** start TASK DATA **

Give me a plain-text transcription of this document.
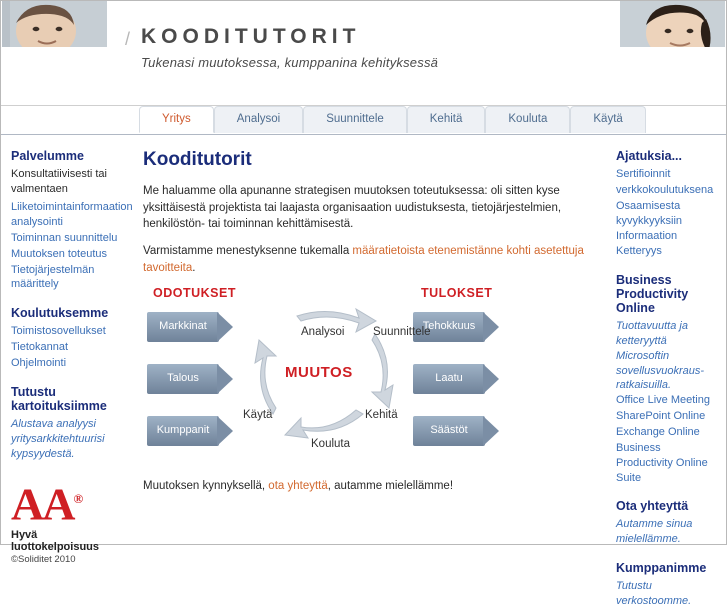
/ KOODITUTORIT
Tukenasi muutoksessa, kumppanina kehityksessä
Yritys	Analysoi	Suunnittele	Kehitä	Kouluta	Käytä
Palvelumme
Konsultatiivisesti tai valmentaen
Liiketoimintainformaation analysointi
Toiminnan suunnittelu
Muutoksen toteutus
Tietojärjestelmän määrittely
Koulutuksemme
Toimistosovellukset
Tietokannat
Ohjelmointi
Tutustu kartoituksiimme
Alustava analyysi yritysarkkitehtuurisi kypsyydestä.
AA®
Hyvä luottokelpoisuus
©Soliditet 2010
Kooditutorit

Me haluamme olla apunanne strategisen muutoksen toteutuksessa: oli sitten kyse yksittäisestä projektista tai laajasta organisaation uudistuksesta, tietojärjestelmien, henkilöstön- tai toiminnan kehittämisestä.

Varmistamme menestyksenne tukemalla määratietoista etenemistänne kohti asetettuja tavoitteita.

ODOTUKSET	TULOKSET
Markkinat
Talous
Kumppanit
Tehokkuus
Laatu
Säästöt
Analysoi Suunnittele
Kehitä
Kouluta
Käytä
MUUTOS

Muutoksen kynnyksellä, ota yhteyttä, autamme mielellämme!

Ajatuksia...
Sertifioinnit
verkkokoulutuksena
Osaamisesta kyvykkyyksiin
Informaation Ketteryys
Business Productivity Online
Tuottavuutta ja ketteryyttä Microsoftin sovellusvuokraus-ratkaisuilla.
Office Live Meeting
SharePoint Online
Exchange Online
Business Productivity Online Suite
Ota yhteyttä
Autamme sinua mielellämme.
Kumppanimme
Tutustu verkostoomme.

** end TASK DATA **

» TASK STATEMENT
Gather all lines from the listing above in which "Tutustu" occurs.

» THE RESULT
Tutustu kartoituksiimme
Tutustu verkostoomme.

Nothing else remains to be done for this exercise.